**To be done:** Reproduce every line of the records below, character for character, without changing anything.

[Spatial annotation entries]
☆ ☆ ☆

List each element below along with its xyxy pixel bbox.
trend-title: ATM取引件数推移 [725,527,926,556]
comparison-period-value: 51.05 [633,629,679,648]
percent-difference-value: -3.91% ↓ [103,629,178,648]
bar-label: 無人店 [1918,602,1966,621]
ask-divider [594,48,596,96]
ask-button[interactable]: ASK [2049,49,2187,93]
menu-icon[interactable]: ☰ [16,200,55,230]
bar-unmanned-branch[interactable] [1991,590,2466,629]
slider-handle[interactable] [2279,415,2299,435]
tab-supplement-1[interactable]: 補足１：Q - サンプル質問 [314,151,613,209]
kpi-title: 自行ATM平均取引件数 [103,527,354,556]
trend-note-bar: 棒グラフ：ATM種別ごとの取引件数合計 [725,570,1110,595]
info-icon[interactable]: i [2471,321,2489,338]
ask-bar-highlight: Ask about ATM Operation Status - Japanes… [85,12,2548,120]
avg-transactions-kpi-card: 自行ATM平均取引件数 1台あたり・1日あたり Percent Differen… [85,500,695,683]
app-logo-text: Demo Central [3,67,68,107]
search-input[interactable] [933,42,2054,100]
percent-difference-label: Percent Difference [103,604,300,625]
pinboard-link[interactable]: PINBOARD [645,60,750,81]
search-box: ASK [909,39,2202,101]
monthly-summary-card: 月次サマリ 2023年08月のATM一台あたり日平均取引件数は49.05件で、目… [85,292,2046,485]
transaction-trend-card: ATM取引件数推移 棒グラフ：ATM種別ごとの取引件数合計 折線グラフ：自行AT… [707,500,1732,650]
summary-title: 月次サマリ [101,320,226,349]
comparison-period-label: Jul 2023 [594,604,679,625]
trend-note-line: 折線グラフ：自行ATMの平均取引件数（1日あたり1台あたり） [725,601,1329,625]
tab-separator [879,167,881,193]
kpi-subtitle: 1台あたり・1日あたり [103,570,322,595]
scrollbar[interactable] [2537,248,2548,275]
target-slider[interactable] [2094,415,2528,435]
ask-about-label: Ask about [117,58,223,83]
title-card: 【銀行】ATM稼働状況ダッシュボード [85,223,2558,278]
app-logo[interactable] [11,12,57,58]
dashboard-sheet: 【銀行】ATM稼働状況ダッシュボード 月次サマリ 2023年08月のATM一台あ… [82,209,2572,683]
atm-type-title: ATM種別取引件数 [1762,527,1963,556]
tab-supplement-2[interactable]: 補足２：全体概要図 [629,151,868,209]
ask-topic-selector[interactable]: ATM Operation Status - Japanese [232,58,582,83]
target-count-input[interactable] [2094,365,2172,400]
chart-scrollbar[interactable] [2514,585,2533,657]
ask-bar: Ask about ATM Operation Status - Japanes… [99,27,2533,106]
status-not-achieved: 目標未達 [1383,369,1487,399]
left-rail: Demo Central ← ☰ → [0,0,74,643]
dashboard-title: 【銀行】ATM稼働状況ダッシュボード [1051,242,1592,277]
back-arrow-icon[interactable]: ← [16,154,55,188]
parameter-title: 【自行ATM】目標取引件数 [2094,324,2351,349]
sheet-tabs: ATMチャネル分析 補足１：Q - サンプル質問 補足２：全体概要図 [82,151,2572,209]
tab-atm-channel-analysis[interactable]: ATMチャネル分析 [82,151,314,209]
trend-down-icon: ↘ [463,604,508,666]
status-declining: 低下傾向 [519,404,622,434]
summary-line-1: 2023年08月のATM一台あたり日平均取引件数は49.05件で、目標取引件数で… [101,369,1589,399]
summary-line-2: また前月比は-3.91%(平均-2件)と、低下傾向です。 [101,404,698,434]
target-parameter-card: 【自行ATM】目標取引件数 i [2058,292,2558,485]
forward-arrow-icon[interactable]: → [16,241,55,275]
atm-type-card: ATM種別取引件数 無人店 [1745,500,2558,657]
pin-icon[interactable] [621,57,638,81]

☆ ☆ ☆

**Complete output:**
List each element below along with its xyxy pixel bbox.
trend-title: ATM取引件数推移 [725,527,926,556]
comparison-period-value: 51.05 [633,629,679,648]
percent-difference-value: -3.91% ↓ [103,629,178,648]
bar-label: 無人店 [1918,602,1966,621]
ask-divider [594,48,596,96]
ask-button[interactable]: ASK [2049,49,2187,93]
menu-icon[interactable]: ☰ [16,200,55,230]
bar-unmanned-branch[interactable] [1991,590,2466,629]
slider-handle[interactable] [2279,415,2299,435]
tab-supplement-1[interactable]: 補足１：Q - サンプル質問 [314,151,613,209]
kpi-title: 自行ATM平均取引件数 [103,527,354,556]
trend-note-bar: 棒グラフ：ATM種別ごとの取引件数合計 [725,570,1110,595]
info-icon[interactable]: i [2471,321,2489,338]
ask-bar-highlight: Ask about ATM Operation Status - Japanes… [85,12,2548,120]
avg-transactions-kpi-card: 自行ATM平均取引件数 1台あたり・1日あたり Percent Differen… [85,500,695,683]
app-logo-text: Demo Central [3,67,68,107]
search-input[interactable] [933,42,2054,100]
percent-difference-label: Percent Difference [103,604,300,625]
pinboard-link[interactable]: PINBOARD [645,60,750,81]
search-box: ASK [909,39,2202,101]
monthly-summary-card: 月次サマリ 2023年08月のATM一台あたり日平均取引件数は49.05件で、目… [85,292,2046,485]
transaction-trend-card: ATM取引件数推移 棒グラフ：ATM種別ごとの取引件数合計 折線グラフ：自行AT… [707,500,1732,650]
summary-title: 月次サマリ [101,320,226,349]
comparison-period-label: Jul 2023 [594,604,679,625]
trend-note-line: 折線グラフ：自行ATMの平均取引件数（1日あたり1台あたり） [725,601,1329,625]
tab-separator [879,167,881,193]
kpi-subtitle: 1台あたり・1日あたり [103,570,322,595]
scrollbar[interactable] [2537,248,2548,275]
target-slider[interactable] [2094,415,2528,435]
ask-about-label: Ask about [117,58,223,83]
title-card: 【銀行】ATM稼働状況ダッシュボード [85,223,2558,278]
app-logo[interactable] [11,12,57,58]
dashboard-sheet: 【銀行】ATM稼働状況ダッシュボード 月次サマリ 2023年08月のATM一台あ… [82,209,2572,683]
atm-type-title: ATM種別取引件数 [1762,527,1963,556]
tab-supplement-2[interactable]: 補足２：全体概要図 [629,151,868,209]
ask-topic-selector[interactable]: ATM Operation Status - Japanese [232,58,582,83]
target-count-input[interactable] [2094,365,2172,400]
chart-scrollbar[interactable] [2514,585,2533,657]
ask-bar: Ask about ATM Operation Status - Japanes… [99,27,2533,106]
status-not-achieved: 目標未達 [1383,369,1487,399]
left-rail: Demo Central ← ☰ → [0,0,74,643]
dashboard-title: 【銀行】ATM稼働状況ダッシュボード [1051,242,1592,277]
back-arrow-icon[interactable]: ← [16,154,55,188]
parameter-title: 【自行ATM】目標取引件数 [2094,324,2351,349]
sheet-tabs: ATMチャネル分析 補足１：Q - サンプル質問 補足２：全体概要図 [82,151,2572,209]
tab-atm-channel-analysis[interactable]: ATMチャネル分析 [82,151,314,209]
trend-down-icon: ↘ [463,604,508,666]
status-declining: 低下傾向 [519,404,622,434]
summary-line-1: 2023年08月のATM一台あたり日平均取引件数は49.05件で、目標取引件数で… [101,369,1589,399]
summary-line-2: また前月比は-3.91%(平均-2件)と、低下傾向です。 [101,404,698,434]
target-parameter-card: 【自行ATM】目標取引件数 i [2058,292,2558,485]
forward-arrow-icon[interactable]: → [16,241,55,275]
atm-type-card: ATM種別取引件数 無人店 [1745,500,2558,657]
pin-icon[interactable] [621,57,638,81]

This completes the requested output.